_Task description:_ Copy out each line below in which the string "Central" appears.

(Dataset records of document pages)
*** Begin section ***

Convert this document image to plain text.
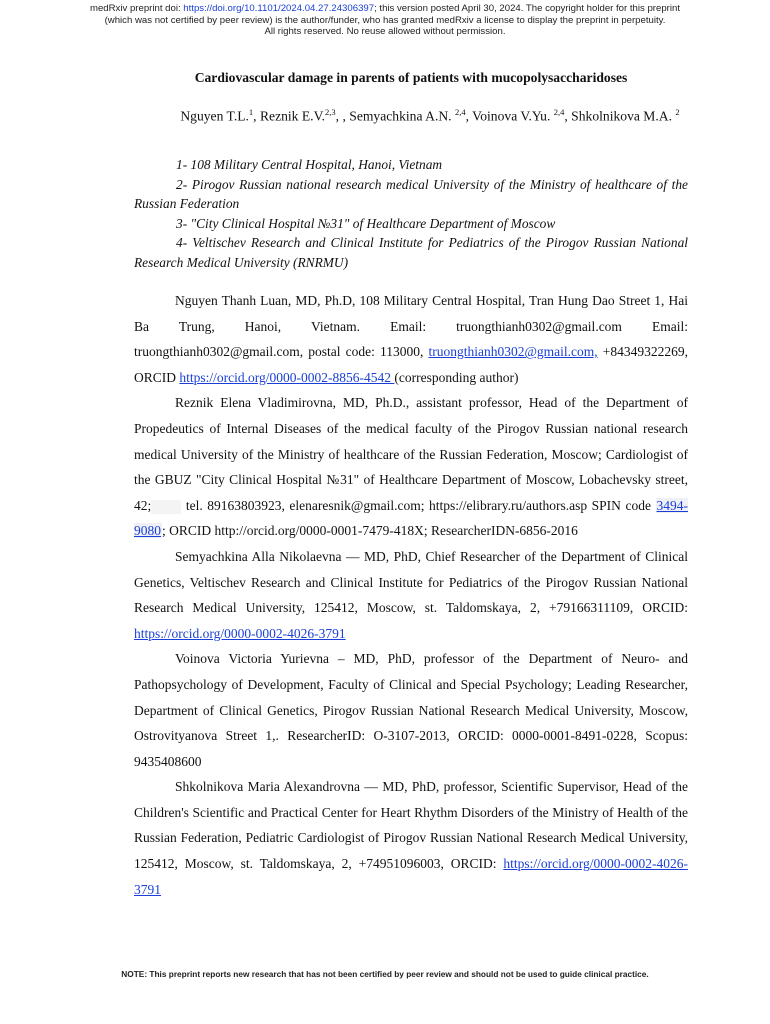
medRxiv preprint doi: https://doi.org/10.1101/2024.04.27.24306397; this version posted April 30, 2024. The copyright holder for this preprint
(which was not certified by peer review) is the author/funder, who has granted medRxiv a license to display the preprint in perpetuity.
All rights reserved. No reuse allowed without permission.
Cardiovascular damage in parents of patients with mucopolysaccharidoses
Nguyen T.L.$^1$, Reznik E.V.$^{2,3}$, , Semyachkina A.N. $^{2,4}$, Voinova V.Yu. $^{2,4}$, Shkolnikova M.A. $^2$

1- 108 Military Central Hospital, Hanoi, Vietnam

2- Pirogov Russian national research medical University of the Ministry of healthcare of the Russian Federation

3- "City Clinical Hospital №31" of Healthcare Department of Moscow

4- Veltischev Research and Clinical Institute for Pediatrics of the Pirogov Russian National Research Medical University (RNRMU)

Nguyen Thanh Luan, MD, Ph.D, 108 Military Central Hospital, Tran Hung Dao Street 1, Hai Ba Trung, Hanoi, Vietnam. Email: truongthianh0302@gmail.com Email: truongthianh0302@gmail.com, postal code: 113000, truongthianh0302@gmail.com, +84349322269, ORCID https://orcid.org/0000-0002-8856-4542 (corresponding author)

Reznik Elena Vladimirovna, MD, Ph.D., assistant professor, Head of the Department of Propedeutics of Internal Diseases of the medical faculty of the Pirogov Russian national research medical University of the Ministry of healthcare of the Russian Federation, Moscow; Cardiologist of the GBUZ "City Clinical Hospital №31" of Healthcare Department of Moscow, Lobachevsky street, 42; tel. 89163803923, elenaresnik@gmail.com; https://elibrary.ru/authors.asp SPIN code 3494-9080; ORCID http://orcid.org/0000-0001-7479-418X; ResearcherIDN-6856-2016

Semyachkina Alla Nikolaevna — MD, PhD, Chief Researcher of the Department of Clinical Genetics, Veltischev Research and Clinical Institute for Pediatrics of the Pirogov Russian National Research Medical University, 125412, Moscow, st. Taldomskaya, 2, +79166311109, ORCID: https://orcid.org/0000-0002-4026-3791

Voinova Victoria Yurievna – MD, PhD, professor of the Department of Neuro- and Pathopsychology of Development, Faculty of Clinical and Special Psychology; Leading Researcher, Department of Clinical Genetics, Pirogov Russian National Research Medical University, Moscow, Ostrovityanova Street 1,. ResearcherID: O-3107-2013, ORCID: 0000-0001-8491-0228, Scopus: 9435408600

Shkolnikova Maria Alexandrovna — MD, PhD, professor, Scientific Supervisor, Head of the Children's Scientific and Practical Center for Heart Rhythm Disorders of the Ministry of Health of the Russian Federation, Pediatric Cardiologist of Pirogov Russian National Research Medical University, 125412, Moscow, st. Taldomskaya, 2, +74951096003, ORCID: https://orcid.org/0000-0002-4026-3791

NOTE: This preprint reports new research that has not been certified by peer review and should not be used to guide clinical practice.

*** End section ***

_Exercise solution:_
1- 108 Military Central Hospital, Hanoi, Vietnam
Nguyen Thanh Luan, MD, Ph.D, 108 Military Central Hospital, Tran Hung Dao Street 1, Hai Ba Trung, Hanoi, Vietnam. Email: truongthianh0302@gmail.com Email: truongthianh0302@gmail.com, postal code: 113000, truongthianh0302@gmail.com, +84349322269, ORCID https://orcid.org/0000-0002-8856-4542 (corresponding author)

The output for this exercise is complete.